Copy every line of the listing below verbatim, with no changes.

[START EXTRACTED MATERIAL]

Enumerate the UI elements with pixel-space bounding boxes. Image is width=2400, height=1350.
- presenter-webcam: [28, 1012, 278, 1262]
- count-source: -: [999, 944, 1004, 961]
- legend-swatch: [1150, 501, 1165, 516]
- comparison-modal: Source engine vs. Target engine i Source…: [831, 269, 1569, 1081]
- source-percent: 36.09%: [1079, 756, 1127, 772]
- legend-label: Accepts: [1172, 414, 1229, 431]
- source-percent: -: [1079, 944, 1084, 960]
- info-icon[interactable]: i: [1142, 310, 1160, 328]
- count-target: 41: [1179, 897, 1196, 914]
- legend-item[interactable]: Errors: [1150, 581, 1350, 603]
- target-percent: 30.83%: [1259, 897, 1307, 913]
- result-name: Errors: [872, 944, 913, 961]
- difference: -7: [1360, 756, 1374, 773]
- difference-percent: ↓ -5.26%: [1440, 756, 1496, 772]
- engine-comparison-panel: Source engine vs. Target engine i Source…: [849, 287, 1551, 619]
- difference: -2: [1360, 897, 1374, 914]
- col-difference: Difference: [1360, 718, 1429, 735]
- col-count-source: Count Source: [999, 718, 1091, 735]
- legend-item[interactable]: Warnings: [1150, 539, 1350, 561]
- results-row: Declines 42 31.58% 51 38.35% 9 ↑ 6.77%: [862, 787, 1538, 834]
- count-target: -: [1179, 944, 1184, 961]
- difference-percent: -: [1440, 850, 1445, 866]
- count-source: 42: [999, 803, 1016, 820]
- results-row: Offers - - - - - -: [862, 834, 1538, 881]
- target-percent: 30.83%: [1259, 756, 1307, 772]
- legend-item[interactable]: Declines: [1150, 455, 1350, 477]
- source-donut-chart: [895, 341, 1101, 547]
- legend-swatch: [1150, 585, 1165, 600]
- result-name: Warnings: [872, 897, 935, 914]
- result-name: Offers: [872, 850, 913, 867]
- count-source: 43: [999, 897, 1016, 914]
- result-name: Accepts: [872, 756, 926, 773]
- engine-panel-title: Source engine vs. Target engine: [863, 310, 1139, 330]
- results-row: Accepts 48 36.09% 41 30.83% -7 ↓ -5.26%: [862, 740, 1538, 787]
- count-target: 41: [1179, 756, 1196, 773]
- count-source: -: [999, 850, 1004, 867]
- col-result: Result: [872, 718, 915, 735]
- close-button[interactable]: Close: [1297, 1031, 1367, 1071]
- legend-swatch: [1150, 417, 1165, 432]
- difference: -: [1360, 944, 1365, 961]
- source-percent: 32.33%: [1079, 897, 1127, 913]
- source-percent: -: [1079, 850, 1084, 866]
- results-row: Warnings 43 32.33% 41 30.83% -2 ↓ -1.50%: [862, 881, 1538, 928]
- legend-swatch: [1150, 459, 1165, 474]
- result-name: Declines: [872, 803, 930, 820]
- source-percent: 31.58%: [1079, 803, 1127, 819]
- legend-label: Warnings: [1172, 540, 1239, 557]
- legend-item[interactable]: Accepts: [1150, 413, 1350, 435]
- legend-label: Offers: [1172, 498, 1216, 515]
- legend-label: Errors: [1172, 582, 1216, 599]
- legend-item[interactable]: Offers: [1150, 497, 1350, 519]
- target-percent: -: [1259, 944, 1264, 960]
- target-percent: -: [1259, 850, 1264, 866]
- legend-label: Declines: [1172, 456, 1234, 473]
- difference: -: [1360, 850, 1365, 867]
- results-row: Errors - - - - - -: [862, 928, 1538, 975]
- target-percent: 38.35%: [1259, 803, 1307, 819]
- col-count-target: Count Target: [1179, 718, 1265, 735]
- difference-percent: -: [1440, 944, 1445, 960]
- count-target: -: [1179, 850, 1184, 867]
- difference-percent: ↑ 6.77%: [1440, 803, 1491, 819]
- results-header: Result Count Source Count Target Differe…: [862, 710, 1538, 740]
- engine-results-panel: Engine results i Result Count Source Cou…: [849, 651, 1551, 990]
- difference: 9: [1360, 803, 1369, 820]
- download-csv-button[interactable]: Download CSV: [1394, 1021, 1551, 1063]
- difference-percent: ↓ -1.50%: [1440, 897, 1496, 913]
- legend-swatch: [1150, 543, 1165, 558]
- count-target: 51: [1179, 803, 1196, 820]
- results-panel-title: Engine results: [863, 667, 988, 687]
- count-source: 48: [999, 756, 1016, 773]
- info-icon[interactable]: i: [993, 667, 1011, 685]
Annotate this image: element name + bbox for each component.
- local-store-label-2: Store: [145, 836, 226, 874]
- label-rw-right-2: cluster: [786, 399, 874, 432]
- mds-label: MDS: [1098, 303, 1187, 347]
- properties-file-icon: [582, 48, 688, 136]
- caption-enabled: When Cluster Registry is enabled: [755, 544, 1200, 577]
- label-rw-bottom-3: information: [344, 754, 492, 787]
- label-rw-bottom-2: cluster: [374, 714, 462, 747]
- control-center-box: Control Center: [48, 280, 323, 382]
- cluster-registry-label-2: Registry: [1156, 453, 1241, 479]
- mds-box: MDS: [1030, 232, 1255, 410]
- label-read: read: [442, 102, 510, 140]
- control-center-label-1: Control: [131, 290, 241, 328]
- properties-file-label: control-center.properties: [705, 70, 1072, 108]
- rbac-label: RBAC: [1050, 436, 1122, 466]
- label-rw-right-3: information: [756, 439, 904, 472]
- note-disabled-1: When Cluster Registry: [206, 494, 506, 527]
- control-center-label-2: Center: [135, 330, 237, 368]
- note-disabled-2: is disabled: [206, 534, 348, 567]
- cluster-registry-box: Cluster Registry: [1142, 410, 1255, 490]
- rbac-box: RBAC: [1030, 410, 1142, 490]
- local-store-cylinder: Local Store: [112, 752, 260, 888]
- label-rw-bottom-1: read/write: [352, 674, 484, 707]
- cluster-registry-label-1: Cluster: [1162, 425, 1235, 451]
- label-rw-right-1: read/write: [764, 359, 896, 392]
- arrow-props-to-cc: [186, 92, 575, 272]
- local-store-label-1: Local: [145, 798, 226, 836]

[END EXTRACTED MATERIAL]

▸ TASK RESULT:
Enumerate the UI elements with pixel-space bounding boxes. Image is width=2400, height=1350.
- presenter-webcam: [28, 1012, 278, 1262]
- count-source: -: [999, 944, 1004, 961]
- legend-swatch: [1150, 501, 1165, 516]
- comparison-modal: Source engine vs. Target engine i Source…: [831, 269, 1569, 1081]
- source-percent: 36.09%: [1079, 756, 1127, 772]
- legend-label: Accepts: [1172, 414, 1229, 431]
- source-percent: -: [1079, 944, 1084, 960]
- info-icon[interactable]: i: [1142, 310, 1160, 328]
- count-target: 41: [1179, 897, 1196, 914]
- legend-item[interactable]: Errors: [1150, 581, 1350, 603]
- target-percent: 30.83%: [1259, 897, 1307, 913]
- result-name: Errors: [872, 944, 913, 961]
- difference: -7: [1360, 756, 1374, 773]
- difference-percent: ↓ -5.26%: [1440, 756, 1496, 772]
- engine-comparison-panel: Source engine vs. Target engine i Source…: [849, 287, 1551, 619]
- difference: -2: [1360, 897, 1374, 914]
- col-difference: Difference: [1360, 718, 1429, 735]
- col-count-source: Count Source: [999, 718, 1091, 735]
- legend-item[interactable]: Warnings: [1150, 539, 1350, 561]
- results-row: Declines 42 31.58% 51 38.35% 9 ↑ 6.77%: [862, 787, 1538, 834]
- count-target: -: [1179, 944, 1184, 961]
- difference-percent: -: [1440, 850, 1445, 866]
- count-source: 42: [999, 803, 1016, 820]
- results-row: Offers - - - - - -: [862, 834, 1538, 881]
- target-percent: 30.83%: [1259, 756, 1307, 772]
- legend-item[interactable]: Declines: [1150, 455, 1350, 477]
- source-donut-chart: [895, 341, 1101, 547]
- legend-swatch: [1150, 585, 1165, 600]
- result-name: Warnings: [872, 897, 935, 914]
- result-name: Offers: [872, 850, 913, 867]
- count-source: 43: [999, 897, 1016, 914]
- result-name: Accepts: [872, 756, 926, 773]
- engine-panel-title: Source engine vs. Target engine: [863, 310, 1139, 330]
- results-row: Accepts 48 36.09% 41 30.83% -7 ↓ -5.26%: [862, 740, 1538, 787]
- count-target: 41: [1179, 756, 1196, 773]
- count-source: -: [999, 850, 1004, 867]
- col-result: Result: [872, 718, 915, 735]
- close-button[interactable]: Close: [1297, 1031, 1367, 1071]
- legend-swatch: [1150, 417, 1165, 432]
- difference: -: [1360, 944, 1365, 961]
- source-percent: 32.33%: [1079, 897, 1127, 913]
- source-percent: -: [1079, 850, 1084, 866]
- results-row: Warnings 43 32.33% 41 30.83% -2 ↓ -1.50%: [862, 881, 1538, 928]
- legend-swatch: [1150, 459, 1165, 474]
- result-name: Declines: [872, 803, 930, 820]
- source-percent: 31.58%: [1079, 803, 1127, 819]
- legend-label: Warnings: [1172, 540, 1239, 557]
- legend-item[interactable]: Accepts: [1150, 413, 1350, 435]
- legend-label: Offers: [1172, 498, 1216, 515]
- legend-label: Errors: [1172, 582, 1216, 599]
- legend-item[interactable]: Offers: [1150, 497, 1350, 519]
- target-percent: -: [1259, 944, 1264, 960]
- target-percent: -: [1259, 850, 1264, 866]
- legend-label: Declines: [1172, 456, 1234, 473]
- difference: -: [1360, 850, 1365, 867]
- results-row: Errors - - - - - -: [862, 928, 1538, 975]
- target-percent: 38.35%: [1259, 803, 1307, 819]
- col-count-target: Count Target: [1179, 718, 1265, 735]
- difference-percent: -: [1440, 944, 1445, 960]
- count-target: -: [1179, 850, 1184, 867]
- difference-percent: ↑ 6.77%: [1440, 803, 1491, 819]
- results-header: Result Count Source Count Target Differe…: [862, 710, 1538, 740]
- engine-results-panel: Engine results i Result Count Source Cou…: [849, 651, 1551, 990]
- difference: 9: [1360, 803, 1369, 820]
- download-csv-button[interactable]: Download CSV: [1394, 1021, 1551, 1063]
- difference-percent: ↓ -1.50%: [1440, 897, 1496, 913]
- legend-swatch: [1150, 543, 1165, 558]
- count-target: 51: [1179, 803, 1196, 820]
- results-panel-title: Engine results: [863, 667, 988, 687]
- count-source: 48: [999, 756, 1016, 773]
- info-icon[interactable]: i: [993, 667, 1011, 685]
Annotate this image: element name + bbox for each component.
- local-store-label-2: Store: [145, 836, 226, 874]
- label-rw-right-2: cluster: [786, 399, 874, 432]
- mds-label: MDS: [1098, 303, 1187, 347]
- properties-file-icon: [582, 48, 688, 136]
- caption-enabled: When Cluster Registry is enabled: [755, 544, 1200, 577]
- label-rw-bottom-3: information: [344, 754, 492, 787]
- label-rw-bottom-2: cluster: [374, 714, 462, 747]
- control-center-box: Control Center: [48, 280, 323, 382]
- cluster-registry-label-2: Registry: [1156, 453, 1241, 479]
- mds-box: MDS: [1030, 232, 1255, 410]
- label-read: read: [442, 102, 510, 140]
- control-center-label-1: Control: [131, 290, 241, 328]
- properties-file-label: control-center.properties: [705, 70, 1072, 108]
- rbac-label: RBAC: [1050, 436, 1122, 466]
- label-rw-right-3: information: [756, 439, 904, 472]
- note-disabled-1: When Cluster Registry: [206, 494, 506, 527]
- control-center-label-2: Center: [135, 330, 237, 368]
- note-disabled-2: is disabled: [206, 534, 348, 567]
- cluster-registry-box: Cluster Registry: [1142, 410, 1255, 490]
- rbac-box: RBAC: [1030, 410, 1142, 490]
- local-store-cylinder: Local Store: [112, 752, 260, 888]
- label-rw-bottom-1: read/write: [352, 674, 484, 707]
- cluster-registry-label-1: Cluster: [1162, 425, 1235, 451]
- label-rw-right-1: read/write: [764, 359, 896, 392]
- arrow-props-to-cc: [186, 92, 575, 272]
- local-store-label-1: Local: [145, 798, 226, 836]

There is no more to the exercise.